[Document transcription data]
________________
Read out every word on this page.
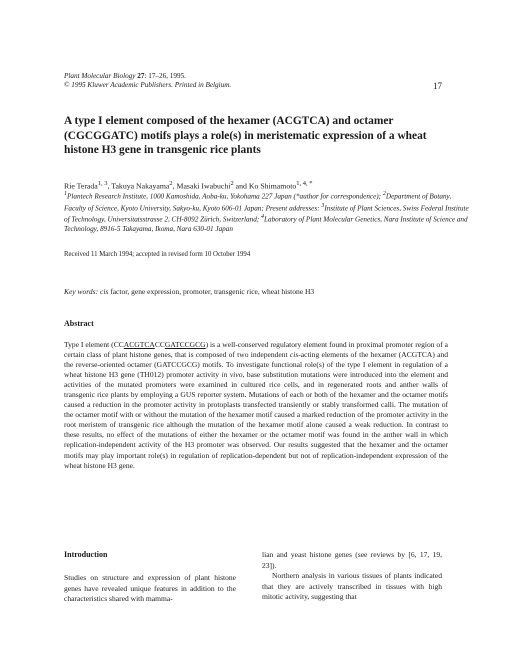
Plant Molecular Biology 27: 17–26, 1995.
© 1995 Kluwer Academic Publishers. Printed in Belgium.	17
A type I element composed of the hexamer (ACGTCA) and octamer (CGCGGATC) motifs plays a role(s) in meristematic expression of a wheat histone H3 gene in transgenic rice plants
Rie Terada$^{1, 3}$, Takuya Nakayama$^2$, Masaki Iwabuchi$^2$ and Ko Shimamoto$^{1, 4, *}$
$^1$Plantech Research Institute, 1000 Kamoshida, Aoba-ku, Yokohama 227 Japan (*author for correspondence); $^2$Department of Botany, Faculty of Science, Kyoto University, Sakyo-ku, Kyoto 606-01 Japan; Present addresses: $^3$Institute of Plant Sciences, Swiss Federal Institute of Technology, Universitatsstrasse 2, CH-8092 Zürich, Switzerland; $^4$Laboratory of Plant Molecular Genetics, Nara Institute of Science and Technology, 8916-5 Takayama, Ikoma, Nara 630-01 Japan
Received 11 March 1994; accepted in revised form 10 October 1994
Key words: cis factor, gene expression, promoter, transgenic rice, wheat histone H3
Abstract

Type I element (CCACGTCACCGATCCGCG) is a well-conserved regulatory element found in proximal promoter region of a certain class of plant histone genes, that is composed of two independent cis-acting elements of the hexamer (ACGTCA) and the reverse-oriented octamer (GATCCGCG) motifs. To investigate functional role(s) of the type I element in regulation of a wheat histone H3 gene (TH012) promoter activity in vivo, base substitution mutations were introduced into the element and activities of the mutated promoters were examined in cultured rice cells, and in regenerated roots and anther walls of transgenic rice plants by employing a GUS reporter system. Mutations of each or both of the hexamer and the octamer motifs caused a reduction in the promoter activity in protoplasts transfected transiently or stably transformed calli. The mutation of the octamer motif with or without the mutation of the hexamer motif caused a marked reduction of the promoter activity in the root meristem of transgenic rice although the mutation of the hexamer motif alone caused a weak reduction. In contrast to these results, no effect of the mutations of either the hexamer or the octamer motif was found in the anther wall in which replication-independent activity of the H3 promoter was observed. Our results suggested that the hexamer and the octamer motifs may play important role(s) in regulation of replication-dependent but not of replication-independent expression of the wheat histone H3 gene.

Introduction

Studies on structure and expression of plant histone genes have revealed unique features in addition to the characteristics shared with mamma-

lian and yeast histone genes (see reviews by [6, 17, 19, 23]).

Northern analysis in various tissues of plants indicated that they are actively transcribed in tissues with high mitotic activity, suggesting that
________________
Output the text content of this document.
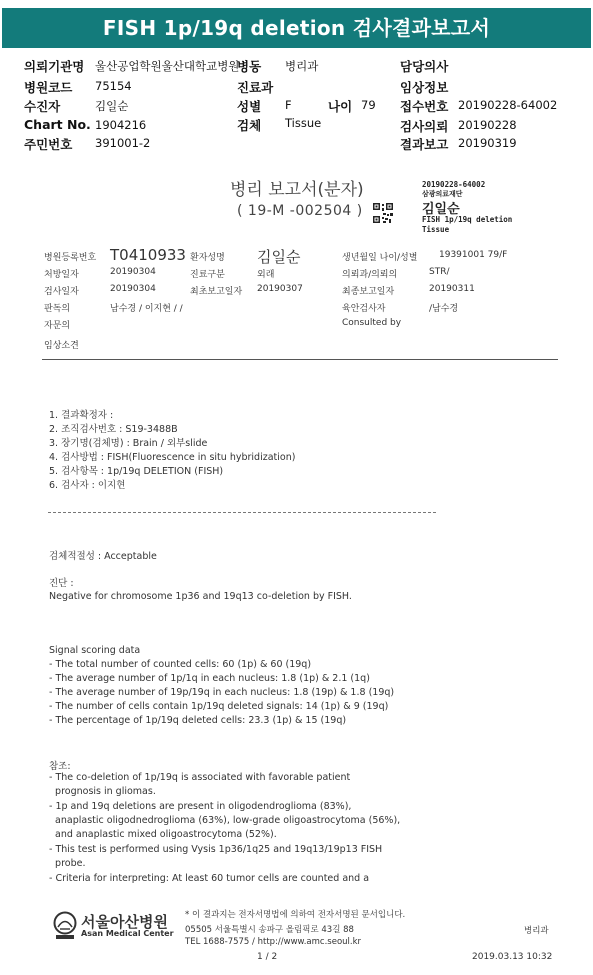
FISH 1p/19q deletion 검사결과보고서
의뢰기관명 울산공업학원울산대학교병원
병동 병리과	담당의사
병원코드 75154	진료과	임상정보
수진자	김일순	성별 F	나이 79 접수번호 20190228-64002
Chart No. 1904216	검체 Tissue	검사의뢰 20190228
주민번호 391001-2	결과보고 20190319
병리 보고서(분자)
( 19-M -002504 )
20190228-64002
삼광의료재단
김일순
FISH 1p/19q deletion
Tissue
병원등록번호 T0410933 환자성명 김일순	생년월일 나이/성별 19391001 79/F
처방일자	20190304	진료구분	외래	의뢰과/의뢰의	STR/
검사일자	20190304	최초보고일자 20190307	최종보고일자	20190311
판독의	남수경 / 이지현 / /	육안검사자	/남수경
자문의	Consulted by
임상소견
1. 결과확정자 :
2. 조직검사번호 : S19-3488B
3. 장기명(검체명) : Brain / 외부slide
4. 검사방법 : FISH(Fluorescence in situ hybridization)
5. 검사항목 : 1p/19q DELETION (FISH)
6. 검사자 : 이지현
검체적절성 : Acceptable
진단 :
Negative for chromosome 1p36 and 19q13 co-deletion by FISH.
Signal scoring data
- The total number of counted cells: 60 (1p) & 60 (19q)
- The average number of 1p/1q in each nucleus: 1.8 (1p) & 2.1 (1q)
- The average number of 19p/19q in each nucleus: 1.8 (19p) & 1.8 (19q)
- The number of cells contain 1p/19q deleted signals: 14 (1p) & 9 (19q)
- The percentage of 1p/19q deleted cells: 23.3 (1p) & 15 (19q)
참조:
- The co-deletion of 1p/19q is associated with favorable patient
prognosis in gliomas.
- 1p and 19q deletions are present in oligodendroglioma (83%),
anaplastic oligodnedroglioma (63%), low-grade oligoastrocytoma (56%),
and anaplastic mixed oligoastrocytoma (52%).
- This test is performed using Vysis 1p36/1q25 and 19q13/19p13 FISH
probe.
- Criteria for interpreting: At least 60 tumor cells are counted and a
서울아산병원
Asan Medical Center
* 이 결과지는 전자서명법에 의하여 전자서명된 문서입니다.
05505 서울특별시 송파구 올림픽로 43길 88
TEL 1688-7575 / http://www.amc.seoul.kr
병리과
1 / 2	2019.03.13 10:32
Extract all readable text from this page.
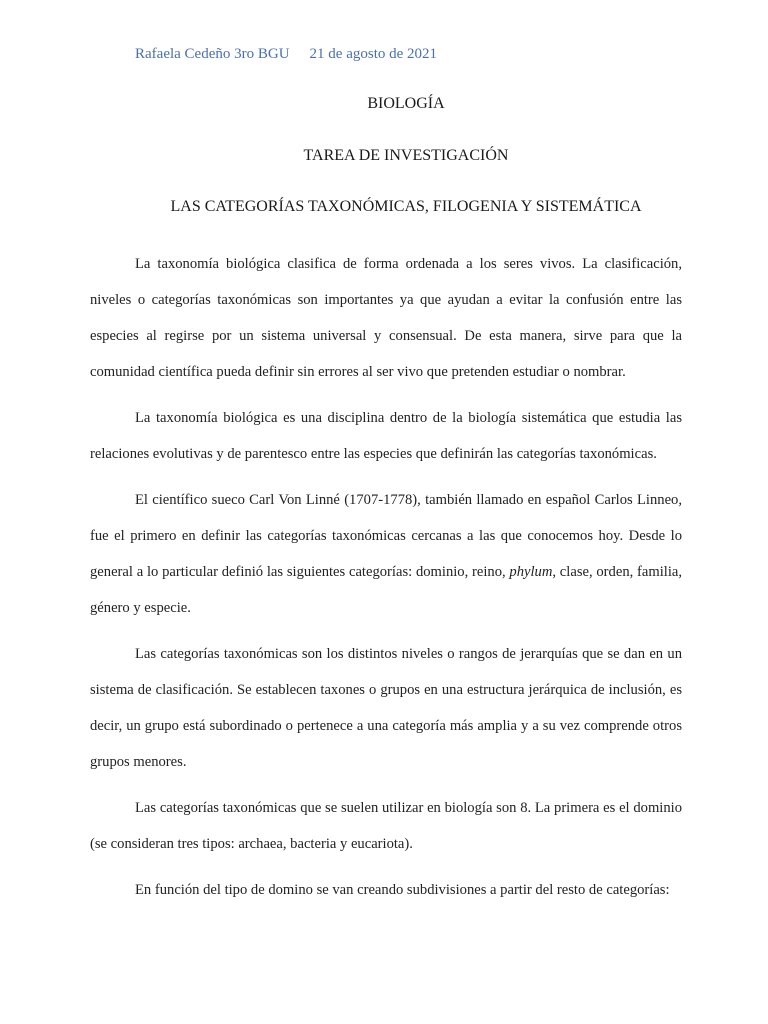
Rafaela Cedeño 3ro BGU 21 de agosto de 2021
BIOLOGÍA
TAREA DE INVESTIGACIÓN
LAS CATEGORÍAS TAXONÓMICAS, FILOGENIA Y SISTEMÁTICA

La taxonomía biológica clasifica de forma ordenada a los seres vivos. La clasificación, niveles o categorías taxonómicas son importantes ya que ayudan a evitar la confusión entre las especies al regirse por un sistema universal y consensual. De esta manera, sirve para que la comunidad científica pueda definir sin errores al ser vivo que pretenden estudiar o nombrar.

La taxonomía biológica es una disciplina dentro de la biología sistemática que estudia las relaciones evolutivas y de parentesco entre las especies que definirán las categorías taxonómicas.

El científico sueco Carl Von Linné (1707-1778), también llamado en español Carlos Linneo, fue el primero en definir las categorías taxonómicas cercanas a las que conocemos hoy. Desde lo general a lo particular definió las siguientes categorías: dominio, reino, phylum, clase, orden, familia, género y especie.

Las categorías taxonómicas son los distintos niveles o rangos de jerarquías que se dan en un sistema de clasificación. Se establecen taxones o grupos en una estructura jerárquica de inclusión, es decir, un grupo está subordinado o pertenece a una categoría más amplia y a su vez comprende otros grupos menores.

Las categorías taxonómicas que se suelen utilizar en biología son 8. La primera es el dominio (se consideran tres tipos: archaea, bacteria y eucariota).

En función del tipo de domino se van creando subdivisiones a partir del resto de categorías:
________________
Out of the preceding entries, pull every line containing the string "counted".

* _Problem solution_
- The total number of counted cells: 60 (1p) & 60 (19q)
- Criteria for interpreting: At least 60 tumor cells are counted and a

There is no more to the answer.